■ **Exercise description**:
Examine the records and identify each line that includes the string "JSON". Copy those lines.

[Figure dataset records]
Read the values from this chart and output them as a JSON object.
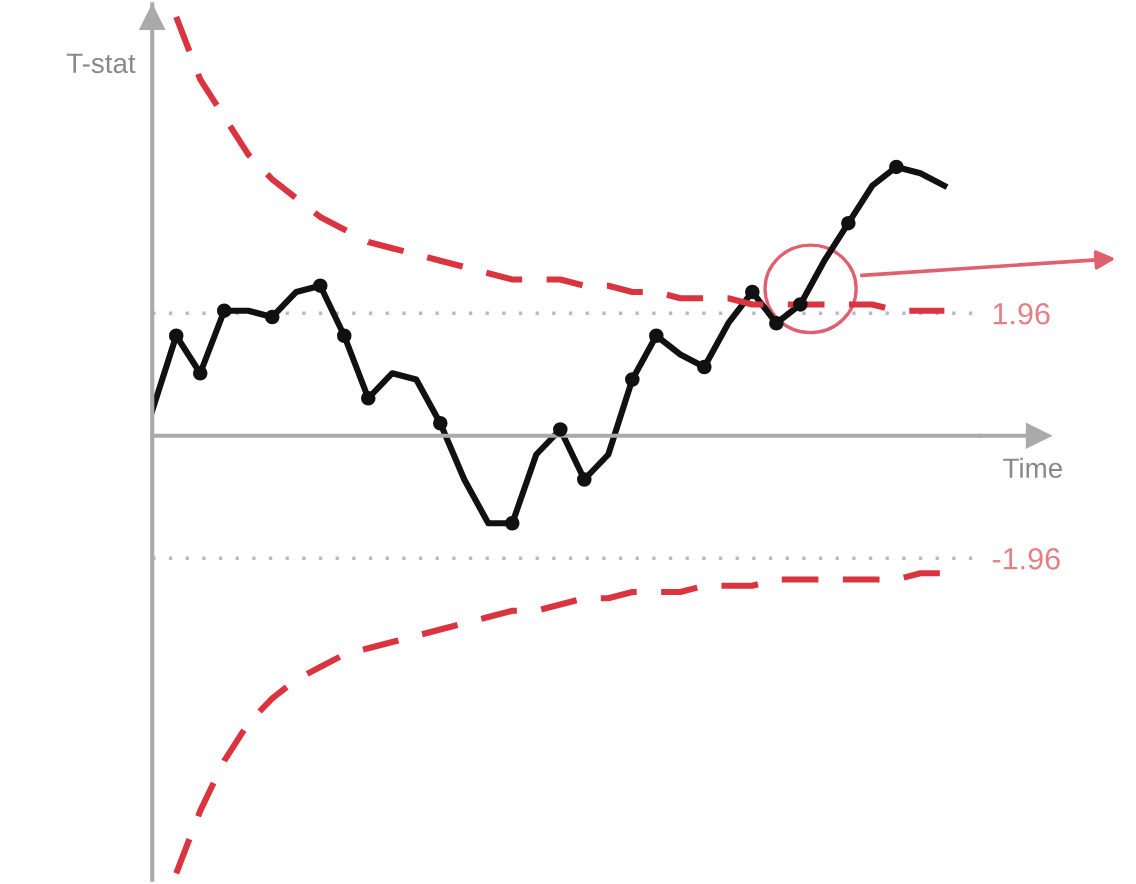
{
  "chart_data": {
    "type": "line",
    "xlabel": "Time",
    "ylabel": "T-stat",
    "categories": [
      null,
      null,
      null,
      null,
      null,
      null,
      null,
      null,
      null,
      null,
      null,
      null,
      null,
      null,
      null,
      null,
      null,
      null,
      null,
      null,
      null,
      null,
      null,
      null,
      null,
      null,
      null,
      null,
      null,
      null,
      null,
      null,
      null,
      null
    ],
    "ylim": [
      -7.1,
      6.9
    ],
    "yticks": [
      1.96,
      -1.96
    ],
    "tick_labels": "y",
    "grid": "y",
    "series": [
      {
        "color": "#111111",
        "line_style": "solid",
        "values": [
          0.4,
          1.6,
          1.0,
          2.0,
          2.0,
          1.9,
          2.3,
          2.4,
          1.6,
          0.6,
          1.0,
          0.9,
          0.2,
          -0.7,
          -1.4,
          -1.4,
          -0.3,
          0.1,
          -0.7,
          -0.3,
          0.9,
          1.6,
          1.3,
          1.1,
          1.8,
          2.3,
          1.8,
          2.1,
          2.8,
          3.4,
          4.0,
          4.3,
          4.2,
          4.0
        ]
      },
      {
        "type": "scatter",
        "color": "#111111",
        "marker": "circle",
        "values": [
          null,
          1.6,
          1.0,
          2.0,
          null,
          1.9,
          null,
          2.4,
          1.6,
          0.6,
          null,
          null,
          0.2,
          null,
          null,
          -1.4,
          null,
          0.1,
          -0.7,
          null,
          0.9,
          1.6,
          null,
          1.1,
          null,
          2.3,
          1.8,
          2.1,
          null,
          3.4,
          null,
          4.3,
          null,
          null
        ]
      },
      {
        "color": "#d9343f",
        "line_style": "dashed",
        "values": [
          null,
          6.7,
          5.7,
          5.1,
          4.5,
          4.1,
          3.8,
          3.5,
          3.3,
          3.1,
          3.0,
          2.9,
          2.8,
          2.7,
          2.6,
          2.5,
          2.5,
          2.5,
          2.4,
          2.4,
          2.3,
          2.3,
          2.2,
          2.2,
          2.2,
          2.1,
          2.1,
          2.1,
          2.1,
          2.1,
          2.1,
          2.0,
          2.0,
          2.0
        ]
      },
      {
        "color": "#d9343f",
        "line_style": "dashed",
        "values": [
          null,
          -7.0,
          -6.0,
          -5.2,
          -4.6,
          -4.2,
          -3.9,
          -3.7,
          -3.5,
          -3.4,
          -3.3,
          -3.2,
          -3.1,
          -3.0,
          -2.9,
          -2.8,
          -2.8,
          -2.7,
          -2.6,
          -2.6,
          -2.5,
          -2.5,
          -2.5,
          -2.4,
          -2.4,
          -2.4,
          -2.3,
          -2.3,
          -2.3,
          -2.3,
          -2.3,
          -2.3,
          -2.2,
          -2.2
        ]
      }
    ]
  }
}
==
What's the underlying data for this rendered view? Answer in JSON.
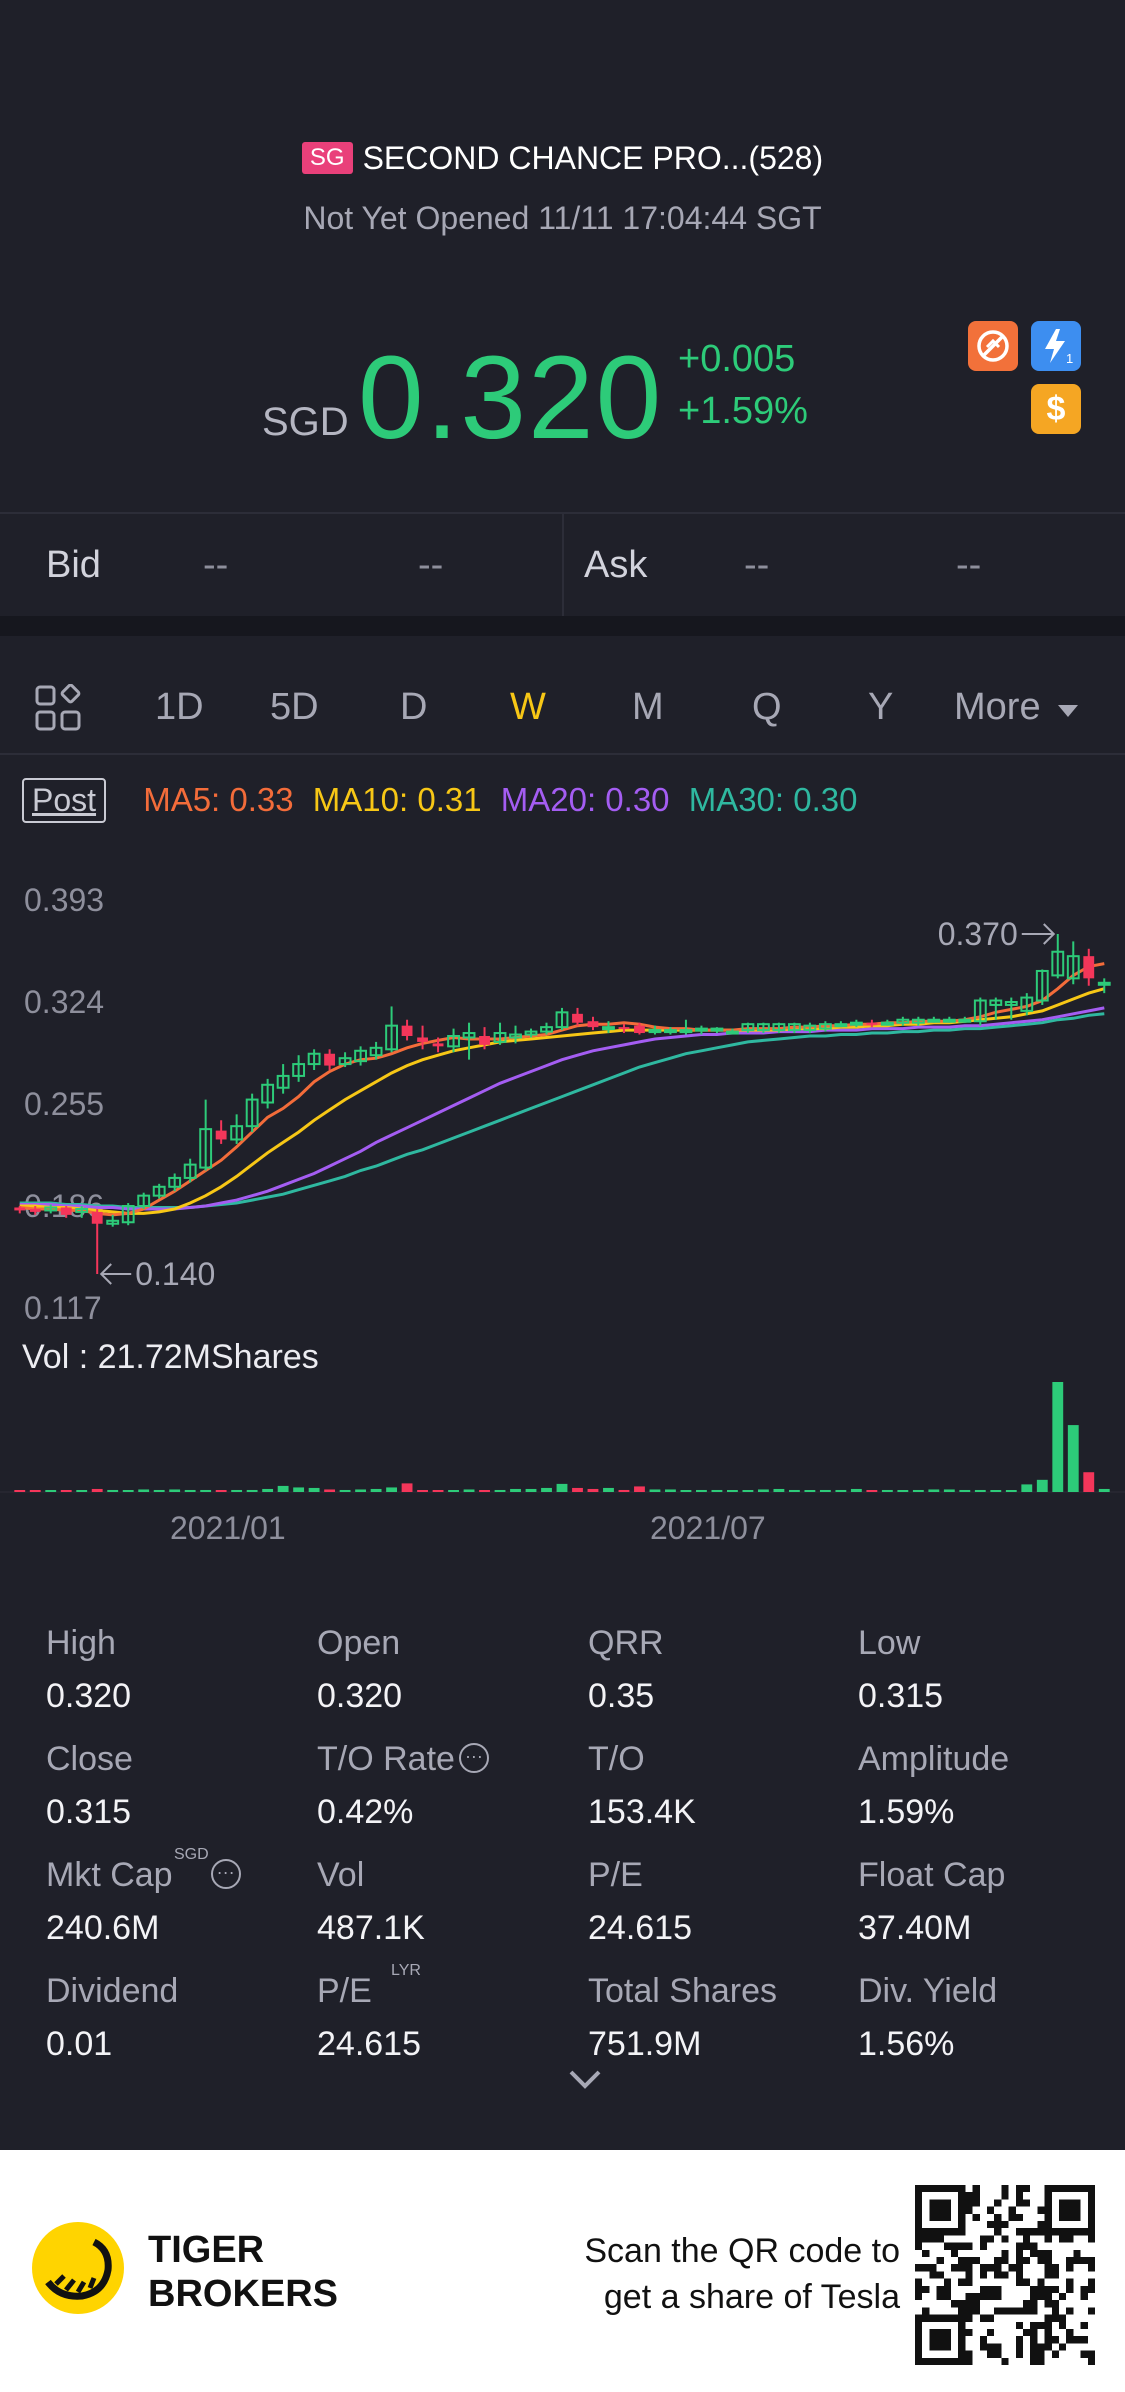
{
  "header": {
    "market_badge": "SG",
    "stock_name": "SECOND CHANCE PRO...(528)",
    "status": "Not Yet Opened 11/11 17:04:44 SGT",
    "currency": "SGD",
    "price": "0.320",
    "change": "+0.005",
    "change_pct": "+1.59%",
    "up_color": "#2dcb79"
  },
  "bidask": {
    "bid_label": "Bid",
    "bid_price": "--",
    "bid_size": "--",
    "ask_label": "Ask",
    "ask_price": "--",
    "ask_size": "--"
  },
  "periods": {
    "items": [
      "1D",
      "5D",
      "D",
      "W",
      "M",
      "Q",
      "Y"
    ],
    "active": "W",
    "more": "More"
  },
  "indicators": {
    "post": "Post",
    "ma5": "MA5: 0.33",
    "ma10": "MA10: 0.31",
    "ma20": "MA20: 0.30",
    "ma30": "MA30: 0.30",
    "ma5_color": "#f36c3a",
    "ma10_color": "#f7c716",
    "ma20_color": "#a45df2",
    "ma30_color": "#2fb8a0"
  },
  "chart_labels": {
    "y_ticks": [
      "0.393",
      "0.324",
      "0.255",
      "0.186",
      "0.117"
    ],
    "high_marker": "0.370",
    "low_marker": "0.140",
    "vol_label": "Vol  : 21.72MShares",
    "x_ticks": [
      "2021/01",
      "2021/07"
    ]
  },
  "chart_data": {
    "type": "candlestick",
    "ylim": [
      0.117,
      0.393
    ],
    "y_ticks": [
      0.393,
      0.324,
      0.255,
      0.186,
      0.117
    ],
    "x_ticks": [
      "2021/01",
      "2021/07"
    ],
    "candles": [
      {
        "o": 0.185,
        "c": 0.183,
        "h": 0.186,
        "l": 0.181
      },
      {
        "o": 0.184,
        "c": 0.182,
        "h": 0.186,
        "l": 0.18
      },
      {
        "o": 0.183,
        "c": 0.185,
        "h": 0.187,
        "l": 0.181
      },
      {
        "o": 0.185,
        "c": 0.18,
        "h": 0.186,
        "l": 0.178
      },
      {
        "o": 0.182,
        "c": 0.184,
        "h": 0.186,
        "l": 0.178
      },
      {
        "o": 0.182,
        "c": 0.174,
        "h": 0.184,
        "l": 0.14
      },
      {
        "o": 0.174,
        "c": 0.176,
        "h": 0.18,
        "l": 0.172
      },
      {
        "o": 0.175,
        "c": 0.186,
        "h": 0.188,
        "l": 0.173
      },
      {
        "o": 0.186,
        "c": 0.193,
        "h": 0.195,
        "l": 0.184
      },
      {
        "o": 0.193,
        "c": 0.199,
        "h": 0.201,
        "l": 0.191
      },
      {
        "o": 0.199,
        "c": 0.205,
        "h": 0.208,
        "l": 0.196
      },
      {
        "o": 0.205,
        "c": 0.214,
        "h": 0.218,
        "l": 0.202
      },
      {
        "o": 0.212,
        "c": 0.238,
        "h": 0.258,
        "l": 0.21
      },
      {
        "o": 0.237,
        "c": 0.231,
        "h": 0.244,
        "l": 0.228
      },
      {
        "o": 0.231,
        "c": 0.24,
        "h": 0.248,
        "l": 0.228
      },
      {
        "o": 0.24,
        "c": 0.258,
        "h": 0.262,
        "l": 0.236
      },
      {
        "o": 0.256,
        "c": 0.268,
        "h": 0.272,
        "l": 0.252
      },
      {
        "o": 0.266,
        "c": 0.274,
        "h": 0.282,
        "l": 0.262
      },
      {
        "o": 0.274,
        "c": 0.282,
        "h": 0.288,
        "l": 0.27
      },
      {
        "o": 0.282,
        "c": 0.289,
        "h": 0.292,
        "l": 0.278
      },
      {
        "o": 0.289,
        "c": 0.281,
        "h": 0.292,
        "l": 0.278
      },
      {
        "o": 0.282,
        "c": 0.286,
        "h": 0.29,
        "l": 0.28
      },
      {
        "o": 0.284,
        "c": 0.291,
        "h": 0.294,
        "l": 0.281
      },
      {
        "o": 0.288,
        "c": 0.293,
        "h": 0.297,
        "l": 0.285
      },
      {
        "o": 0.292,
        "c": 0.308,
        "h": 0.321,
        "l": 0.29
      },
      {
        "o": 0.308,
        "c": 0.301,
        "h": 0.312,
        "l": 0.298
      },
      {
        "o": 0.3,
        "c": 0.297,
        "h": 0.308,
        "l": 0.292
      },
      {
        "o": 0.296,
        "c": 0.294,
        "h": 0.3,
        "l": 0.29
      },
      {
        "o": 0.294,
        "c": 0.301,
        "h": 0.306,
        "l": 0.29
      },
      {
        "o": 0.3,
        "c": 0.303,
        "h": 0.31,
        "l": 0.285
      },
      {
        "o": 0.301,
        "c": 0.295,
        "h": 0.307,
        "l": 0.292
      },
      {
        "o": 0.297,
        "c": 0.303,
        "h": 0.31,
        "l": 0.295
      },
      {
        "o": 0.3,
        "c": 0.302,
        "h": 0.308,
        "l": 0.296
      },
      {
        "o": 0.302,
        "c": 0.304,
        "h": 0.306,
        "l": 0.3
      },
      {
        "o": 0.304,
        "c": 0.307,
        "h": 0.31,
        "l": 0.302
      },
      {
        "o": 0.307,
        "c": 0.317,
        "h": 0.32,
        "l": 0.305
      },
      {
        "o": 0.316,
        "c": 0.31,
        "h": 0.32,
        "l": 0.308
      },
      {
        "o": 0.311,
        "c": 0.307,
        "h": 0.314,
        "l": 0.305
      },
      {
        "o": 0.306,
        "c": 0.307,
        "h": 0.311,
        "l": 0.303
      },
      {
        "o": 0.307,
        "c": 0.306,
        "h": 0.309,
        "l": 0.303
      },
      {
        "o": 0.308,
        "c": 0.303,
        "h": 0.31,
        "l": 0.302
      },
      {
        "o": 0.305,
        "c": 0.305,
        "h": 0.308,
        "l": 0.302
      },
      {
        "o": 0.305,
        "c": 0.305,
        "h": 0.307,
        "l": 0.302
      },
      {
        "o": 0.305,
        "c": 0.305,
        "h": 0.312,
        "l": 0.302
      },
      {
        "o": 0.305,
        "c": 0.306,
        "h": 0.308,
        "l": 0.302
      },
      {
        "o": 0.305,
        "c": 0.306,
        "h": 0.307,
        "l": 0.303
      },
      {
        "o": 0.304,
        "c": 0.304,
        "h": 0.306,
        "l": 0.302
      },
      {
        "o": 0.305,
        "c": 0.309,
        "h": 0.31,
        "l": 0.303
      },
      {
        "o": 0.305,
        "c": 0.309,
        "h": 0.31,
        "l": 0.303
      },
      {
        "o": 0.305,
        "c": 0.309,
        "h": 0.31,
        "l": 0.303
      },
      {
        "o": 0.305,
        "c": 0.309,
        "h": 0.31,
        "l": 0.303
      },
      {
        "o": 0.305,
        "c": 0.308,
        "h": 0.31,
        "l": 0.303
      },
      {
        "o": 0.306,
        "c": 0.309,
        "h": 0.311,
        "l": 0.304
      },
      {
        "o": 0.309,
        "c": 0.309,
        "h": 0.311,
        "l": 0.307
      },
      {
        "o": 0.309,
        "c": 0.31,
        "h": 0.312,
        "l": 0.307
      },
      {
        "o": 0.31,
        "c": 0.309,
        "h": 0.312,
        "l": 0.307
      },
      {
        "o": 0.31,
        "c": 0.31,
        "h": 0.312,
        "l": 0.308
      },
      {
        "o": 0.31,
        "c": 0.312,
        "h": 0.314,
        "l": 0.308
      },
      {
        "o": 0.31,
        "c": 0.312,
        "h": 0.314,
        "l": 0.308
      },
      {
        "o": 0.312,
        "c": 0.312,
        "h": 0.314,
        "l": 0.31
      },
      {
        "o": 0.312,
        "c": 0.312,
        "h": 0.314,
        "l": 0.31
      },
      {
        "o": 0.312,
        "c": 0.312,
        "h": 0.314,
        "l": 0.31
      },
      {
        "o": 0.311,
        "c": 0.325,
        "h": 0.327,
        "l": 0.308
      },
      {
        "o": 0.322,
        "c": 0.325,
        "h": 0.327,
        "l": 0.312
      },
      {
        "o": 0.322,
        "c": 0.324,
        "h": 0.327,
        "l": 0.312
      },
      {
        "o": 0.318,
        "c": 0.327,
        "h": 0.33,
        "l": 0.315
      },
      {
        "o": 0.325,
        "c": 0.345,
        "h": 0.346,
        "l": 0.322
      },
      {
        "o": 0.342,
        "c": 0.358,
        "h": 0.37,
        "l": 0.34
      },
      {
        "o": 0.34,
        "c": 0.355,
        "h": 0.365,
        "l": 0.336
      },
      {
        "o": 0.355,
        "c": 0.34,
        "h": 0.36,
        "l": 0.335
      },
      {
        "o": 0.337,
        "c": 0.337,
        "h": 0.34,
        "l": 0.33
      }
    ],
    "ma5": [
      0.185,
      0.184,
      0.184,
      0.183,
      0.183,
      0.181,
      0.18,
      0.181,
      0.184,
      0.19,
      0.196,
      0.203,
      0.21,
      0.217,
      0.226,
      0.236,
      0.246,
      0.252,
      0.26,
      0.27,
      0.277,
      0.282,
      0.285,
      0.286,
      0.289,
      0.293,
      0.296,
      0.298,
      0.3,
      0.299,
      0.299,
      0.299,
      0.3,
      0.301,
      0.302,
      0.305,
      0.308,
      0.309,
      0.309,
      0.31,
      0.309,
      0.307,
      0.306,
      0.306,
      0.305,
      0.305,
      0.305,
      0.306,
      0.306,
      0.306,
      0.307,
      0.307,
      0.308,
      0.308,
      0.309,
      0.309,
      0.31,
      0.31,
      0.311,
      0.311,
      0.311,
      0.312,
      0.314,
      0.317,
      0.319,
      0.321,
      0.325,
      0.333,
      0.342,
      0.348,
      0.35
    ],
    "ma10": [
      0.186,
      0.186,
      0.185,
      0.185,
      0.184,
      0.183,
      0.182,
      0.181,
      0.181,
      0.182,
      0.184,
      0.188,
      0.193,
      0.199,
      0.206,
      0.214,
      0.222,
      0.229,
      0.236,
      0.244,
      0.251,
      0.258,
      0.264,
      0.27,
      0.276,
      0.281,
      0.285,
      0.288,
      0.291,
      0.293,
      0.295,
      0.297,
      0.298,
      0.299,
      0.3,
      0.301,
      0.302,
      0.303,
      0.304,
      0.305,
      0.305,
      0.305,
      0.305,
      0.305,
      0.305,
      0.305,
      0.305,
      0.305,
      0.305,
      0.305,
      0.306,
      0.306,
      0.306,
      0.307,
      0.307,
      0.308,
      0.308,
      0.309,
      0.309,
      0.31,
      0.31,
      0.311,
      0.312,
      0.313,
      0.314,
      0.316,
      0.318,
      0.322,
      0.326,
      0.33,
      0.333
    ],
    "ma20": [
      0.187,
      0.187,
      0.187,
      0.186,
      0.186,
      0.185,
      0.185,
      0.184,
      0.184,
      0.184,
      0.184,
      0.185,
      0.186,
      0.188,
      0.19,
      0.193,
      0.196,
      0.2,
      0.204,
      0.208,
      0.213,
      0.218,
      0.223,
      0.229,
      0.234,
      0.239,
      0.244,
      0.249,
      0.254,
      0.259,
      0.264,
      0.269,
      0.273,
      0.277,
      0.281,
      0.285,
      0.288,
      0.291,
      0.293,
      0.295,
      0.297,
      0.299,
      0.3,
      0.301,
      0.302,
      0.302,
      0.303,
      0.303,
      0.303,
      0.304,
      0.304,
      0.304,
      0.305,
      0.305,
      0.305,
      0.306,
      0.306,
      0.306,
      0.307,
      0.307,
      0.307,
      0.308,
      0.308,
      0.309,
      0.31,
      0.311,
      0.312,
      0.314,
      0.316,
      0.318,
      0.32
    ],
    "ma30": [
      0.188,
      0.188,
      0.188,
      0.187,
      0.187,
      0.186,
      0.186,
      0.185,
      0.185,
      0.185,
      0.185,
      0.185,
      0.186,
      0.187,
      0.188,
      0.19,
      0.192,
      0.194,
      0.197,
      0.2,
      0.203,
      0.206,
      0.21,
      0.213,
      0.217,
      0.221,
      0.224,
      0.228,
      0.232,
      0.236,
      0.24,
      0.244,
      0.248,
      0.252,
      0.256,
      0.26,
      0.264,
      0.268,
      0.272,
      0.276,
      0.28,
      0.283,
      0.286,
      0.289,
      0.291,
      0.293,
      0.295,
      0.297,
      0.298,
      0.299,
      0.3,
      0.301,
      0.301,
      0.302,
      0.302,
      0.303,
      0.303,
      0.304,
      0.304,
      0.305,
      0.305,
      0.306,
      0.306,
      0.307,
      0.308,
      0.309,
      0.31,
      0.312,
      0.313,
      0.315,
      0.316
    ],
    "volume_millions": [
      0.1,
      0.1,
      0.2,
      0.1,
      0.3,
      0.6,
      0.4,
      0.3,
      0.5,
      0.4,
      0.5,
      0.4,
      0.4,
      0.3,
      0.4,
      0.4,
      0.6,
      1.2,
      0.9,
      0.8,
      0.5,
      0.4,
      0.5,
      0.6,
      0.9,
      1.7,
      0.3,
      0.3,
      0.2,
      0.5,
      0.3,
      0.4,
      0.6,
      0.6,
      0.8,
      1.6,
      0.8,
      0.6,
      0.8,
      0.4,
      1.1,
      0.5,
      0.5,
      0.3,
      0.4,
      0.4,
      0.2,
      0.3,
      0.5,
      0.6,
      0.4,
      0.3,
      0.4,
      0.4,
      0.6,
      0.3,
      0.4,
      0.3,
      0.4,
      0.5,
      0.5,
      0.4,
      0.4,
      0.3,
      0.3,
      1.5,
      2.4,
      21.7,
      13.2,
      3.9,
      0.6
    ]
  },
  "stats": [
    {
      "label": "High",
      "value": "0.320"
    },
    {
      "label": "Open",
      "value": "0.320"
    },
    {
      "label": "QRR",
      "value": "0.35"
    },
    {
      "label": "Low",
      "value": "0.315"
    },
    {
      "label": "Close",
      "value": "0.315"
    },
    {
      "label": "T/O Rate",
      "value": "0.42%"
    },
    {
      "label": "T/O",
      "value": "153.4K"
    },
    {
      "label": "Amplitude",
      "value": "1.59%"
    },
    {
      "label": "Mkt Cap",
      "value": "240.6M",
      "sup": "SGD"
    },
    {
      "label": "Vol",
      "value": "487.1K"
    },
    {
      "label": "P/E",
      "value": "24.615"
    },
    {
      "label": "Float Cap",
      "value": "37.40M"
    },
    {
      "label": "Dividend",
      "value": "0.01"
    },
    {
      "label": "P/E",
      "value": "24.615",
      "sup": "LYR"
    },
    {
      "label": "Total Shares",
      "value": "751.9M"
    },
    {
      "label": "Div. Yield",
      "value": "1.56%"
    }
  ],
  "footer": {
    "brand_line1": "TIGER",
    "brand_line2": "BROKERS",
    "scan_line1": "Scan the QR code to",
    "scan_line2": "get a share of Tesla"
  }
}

■ **Expected output**:
Read the values from this chart and output them as a JSON object.
What's the underlying data for this rendered view? Answer in JSON.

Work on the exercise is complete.